WHAT YOU WILL DO :: Scan the material below for lines with the word "Database" and report how many there are, with nothing added.

DATASET ENTRIES ::
--- start ---

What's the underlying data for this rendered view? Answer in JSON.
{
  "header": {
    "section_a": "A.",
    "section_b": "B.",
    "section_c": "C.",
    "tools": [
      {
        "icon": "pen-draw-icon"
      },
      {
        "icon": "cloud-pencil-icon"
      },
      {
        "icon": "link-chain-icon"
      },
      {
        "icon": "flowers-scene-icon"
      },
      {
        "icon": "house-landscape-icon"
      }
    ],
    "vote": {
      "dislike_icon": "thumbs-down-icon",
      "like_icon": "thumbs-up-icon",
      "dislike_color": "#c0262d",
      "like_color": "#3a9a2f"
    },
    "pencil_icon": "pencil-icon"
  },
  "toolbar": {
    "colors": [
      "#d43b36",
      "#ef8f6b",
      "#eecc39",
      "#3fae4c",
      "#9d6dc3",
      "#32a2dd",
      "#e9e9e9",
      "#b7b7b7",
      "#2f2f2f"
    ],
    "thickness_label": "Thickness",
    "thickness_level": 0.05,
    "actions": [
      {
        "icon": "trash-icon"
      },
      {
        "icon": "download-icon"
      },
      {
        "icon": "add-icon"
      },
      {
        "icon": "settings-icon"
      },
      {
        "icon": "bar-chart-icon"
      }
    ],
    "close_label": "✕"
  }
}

--- end ---
--- start ---

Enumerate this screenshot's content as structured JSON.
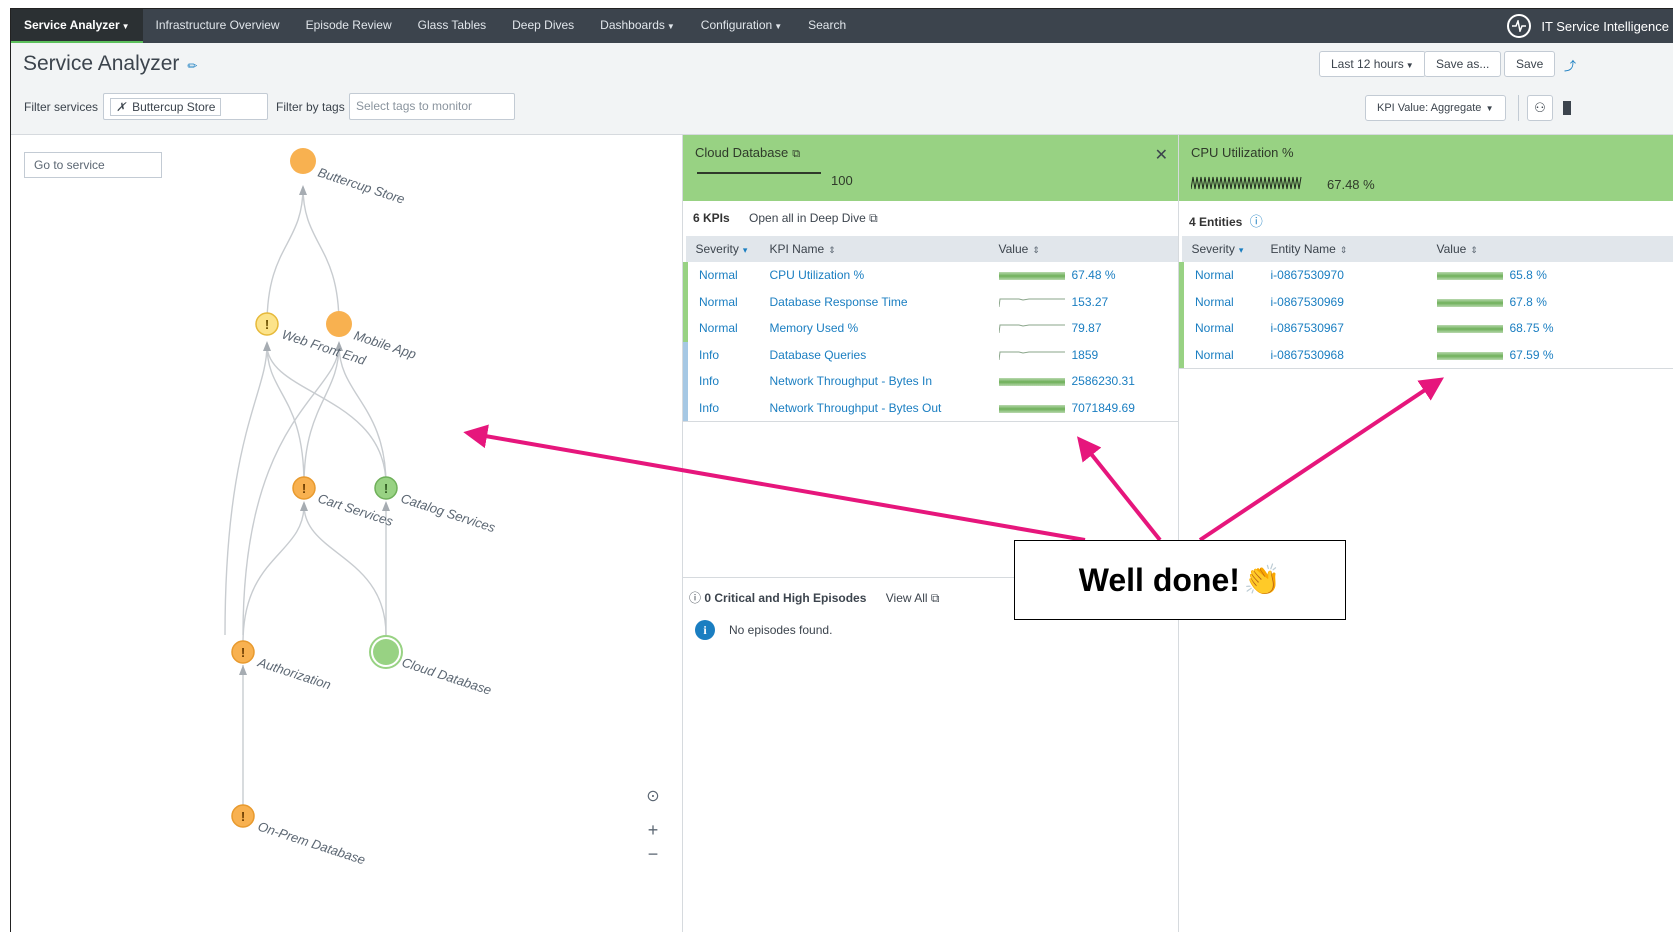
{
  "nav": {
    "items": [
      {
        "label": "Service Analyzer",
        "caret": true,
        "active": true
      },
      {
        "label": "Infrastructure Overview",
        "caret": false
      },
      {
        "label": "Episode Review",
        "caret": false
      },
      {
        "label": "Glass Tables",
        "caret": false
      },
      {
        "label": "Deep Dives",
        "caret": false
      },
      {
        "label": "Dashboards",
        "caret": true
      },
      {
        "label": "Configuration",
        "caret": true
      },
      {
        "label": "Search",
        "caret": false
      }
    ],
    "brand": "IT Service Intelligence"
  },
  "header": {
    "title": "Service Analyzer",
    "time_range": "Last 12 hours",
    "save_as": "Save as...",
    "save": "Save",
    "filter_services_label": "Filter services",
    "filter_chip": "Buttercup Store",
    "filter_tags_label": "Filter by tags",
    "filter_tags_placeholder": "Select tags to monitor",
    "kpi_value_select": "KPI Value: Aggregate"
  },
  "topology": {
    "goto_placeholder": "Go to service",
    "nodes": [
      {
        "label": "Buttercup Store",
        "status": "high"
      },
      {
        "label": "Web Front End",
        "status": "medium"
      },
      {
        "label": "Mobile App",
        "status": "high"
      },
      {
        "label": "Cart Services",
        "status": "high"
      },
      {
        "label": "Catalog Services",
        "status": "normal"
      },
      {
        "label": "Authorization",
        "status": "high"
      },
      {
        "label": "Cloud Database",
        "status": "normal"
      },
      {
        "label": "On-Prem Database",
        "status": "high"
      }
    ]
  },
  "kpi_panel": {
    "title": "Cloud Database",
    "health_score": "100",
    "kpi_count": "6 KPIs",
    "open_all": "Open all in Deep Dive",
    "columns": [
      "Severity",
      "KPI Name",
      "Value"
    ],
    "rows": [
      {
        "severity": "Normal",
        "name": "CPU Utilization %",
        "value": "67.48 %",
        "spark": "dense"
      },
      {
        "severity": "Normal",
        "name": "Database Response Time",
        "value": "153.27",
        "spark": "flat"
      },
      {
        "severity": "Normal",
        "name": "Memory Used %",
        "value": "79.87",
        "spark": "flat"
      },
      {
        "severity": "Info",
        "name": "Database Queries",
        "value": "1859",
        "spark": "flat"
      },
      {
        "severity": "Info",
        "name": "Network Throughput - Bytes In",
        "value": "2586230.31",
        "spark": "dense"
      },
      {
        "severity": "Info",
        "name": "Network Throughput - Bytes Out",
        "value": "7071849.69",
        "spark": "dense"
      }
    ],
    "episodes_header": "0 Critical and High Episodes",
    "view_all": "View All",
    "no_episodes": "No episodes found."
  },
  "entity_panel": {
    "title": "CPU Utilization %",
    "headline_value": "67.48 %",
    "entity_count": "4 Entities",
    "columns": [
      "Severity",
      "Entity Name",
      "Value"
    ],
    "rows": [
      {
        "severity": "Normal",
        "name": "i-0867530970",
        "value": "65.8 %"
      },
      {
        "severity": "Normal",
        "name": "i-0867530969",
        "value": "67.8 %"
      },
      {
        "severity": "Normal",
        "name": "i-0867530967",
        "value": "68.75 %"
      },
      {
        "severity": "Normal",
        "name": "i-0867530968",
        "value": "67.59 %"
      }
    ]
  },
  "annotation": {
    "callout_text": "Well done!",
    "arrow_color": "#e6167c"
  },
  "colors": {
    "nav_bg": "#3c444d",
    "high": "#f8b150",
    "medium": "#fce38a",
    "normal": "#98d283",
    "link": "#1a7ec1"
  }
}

--- end ---

THE RESPONSE :: 5